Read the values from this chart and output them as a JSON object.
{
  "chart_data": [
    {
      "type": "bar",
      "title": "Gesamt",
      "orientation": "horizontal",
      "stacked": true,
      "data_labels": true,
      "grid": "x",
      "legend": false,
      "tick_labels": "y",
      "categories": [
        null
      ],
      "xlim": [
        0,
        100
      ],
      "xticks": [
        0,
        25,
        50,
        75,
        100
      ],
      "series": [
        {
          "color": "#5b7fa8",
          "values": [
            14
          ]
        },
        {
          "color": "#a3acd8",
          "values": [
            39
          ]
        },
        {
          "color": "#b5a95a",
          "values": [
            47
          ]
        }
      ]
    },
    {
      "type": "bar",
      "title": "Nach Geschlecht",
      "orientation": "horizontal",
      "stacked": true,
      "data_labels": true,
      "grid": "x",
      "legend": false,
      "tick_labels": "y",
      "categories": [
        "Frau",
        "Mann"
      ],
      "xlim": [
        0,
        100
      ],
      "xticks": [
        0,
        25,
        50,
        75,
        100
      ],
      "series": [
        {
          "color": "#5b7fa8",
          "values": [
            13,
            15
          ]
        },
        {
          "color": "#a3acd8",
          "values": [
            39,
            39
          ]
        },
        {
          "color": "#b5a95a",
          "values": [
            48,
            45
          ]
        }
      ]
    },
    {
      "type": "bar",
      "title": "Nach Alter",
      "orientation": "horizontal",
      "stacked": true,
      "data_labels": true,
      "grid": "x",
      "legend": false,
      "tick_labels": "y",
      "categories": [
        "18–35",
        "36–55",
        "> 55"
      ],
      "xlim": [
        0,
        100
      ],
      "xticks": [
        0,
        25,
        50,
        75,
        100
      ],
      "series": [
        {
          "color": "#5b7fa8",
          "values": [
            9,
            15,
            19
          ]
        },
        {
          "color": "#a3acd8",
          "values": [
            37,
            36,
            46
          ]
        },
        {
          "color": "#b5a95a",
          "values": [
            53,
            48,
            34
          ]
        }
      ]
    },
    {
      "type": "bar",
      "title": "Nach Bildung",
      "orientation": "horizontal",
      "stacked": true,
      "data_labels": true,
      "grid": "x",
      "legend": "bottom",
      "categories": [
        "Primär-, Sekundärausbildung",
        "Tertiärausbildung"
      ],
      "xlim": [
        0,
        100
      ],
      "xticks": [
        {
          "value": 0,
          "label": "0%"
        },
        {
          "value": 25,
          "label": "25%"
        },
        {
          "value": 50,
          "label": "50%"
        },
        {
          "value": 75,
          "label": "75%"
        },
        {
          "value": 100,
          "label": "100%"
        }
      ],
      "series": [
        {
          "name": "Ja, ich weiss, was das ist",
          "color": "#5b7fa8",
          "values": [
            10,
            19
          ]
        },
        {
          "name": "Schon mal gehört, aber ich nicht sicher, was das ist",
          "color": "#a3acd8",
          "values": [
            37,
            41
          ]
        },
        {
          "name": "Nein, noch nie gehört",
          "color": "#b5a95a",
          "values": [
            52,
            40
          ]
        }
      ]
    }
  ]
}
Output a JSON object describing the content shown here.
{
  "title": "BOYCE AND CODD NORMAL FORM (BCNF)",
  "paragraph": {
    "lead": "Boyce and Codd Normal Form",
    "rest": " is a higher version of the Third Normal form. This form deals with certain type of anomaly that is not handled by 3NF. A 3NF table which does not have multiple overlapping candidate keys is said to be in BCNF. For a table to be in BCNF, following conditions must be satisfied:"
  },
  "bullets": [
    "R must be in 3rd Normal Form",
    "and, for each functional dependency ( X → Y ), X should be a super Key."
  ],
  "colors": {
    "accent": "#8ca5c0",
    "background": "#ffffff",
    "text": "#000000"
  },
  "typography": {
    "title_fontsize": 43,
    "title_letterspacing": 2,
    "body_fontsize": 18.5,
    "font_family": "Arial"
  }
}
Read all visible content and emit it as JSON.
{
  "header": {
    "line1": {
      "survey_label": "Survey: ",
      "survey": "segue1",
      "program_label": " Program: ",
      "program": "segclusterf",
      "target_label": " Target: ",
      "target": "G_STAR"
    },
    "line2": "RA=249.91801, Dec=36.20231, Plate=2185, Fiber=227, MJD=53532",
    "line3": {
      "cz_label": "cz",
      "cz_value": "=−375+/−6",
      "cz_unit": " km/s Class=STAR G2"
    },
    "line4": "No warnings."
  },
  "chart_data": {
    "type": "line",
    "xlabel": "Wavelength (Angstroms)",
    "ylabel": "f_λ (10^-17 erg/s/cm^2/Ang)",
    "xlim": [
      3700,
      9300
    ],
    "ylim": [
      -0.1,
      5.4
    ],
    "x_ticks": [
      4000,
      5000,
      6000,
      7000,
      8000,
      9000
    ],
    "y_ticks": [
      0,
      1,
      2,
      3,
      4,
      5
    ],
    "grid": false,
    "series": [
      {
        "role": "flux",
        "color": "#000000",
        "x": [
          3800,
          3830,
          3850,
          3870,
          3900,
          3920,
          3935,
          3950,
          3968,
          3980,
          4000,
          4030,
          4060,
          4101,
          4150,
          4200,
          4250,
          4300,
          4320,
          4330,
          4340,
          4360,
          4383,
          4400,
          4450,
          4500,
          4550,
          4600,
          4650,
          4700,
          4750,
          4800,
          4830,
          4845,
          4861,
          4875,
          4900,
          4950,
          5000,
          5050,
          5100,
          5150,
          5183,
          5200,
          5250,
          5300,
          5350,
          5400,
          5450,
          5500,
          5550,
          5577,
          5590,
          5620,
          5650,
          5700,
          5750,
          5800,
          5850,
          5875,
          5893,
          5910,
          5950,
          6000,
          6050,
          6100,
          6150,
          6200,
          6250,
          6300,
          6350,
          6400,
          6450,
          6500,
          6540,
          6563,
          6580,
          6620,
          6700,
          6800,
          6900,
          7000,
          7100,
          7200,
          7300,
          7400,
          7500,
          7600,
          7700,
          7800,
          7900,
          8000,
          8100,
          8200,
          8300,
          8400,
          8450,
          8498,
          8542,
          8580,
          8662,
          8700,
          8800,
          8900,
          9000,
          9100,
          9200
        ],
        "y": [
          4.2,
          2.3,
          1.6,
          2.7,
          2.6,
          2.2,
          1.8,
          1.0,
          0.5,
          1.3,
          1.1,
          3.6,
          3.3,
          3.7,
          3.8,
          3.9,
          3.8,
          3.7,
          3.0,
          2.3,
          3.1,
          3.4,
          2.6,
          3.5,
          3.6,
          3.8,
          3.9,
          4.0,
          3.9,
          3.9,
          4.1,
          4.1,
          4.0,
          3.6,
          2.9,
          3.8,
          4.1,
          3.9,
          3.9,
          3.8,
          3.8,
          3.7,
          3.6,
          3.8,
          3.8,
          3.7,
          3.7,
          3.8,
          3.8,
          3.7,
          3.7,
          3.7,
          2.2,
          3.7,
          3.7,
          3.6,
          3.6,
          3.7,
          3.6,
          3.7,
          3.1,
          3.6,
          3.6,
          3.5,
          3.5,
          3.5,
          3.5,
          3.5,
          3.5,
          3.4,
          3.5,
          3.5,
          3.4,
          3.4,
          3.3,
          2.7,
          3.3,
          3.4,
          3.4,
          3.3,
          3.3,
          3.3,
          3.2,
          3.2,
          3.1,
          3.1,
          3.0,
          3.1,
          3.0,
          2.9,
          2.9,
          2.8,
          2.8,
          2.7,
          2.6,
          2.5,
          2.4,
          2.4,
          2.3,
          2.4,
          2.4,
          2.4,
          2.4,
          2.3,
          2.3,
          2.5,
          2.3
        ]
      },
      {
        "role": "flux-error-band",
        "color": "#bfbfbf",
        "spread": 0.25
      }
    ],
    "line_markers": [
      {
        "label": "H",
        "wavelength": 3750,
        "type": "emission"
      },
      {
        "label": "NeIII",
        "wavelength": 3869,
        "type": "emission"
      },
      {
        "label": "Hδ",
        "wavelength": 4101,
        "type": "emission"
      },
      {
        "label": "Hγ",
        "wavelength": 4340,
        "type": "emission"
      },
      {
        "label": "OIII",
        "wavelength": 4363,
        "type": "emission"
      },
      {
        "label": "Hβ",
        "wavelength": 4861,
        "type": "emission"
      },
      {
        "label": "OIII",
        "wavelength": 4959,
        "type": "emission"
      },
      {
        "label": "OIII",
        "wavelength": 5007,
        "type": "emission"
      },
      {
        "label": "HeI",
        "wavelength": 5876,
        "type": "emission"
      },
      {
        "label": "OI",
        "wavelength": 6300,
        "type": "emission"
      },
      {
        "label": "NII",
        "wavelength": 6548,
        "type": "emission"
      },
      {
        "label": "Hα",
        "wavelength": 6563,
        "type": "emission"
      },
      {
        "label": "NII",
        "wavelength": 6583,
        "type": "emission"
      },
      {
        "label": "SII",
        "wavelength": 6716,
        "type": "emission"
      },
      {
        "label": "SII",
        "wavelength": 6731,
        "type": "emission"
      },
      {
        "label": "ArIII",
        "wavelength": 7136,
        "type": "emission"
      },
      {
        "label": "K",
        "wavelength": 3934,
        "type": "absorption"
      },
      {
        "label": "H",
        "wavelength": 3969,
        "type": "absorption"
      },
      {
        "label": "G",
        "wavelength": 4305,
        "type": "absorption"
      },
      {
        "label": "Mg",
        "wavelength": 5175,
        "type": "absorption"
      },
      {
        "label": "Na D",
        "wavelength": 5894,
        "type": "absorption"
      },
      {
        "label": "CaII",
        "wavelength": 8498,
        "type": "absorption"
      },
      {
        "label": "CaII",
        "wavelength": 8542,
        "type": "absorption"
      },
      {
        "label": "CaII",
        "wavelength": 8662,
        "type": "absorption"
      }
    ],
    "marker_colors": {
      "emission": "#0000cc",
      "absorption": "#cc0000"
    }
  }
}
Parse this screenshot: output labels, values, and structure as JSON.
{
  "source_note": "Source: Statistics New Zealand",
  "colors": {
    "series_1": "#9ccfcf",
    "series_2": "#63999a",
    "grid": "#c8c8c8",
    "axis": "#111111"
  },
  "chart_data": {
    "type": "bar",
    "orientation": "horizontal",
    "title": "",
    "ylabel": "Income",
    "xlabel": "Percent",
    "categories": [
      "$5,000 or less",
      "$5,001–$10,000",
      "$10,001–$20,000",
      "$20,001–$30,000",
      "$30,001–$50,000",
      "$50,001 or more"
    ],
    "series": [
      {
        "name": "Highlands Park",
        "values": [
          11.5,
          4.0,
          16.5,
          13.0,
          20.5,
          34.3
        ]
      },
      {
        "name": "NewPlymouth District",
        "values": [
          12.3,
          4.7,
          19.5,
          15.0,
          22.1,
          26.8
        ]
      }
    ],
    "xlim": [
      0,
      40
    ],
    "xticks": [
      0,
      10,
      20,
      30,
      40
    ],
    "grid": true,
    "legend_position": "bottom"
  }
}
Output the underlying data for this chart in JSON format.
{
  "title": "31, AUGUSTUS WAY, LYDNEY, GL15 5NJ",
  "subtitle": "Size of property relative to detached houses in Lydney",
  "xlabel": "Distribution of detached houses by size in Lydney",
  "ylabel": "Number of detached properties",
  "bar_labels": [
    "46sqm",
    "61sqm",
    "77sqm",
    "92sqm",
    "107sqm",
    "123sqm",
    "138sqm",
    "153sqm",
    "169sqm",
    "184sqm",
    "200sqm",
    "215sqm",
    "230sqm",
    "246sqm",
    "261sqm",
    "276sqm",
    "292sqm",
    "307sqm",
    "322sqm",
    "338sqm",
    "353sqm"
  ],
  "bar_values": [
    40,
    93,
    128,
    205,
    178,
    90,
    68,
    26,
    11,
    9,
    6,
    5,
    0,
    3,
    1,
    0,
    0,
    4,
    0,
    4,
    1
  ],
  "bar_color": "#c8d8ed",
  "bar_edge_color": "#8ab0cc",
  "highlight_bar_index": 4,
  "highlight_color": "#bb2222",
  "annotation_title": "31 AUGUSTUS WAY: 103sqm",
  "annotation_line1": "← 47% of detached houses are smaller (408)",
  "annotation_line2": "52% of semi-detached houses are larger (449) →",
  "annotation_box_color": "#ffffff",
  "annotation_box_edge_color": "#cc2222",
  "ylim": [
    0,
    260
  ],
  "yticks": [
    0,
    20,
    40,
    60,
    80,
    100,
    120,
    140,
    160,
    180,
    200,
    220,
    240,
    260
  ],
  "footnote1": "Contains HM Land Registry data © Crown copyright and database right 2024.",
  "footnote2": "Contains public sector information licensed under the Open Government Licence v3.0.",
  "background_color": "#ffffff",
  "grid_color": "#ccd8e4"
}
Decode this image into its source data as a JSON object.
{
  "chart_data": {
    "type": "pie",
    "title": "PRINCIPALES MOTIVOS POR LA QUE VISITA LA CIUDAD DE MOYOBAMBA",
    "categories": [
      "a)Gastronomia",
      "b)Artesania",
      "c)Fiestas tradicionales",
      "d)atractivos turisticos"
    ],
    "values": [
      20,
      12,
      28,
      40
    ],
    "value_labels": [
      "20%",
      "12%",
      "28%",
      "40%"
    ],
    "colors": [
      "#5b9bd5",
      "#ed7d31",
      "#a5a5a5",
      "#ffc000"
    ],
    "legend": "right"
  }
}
====
# TASK OBJECTIVE
Show the lines that mention the word "ylabel".

# ANSWER TO THIS TASK
    "ylabel": "f_λ (10^-17 erg/s/cm^2/Ang)",
    "ylabel": "Income",
  "ylabel": "Number of detached properties",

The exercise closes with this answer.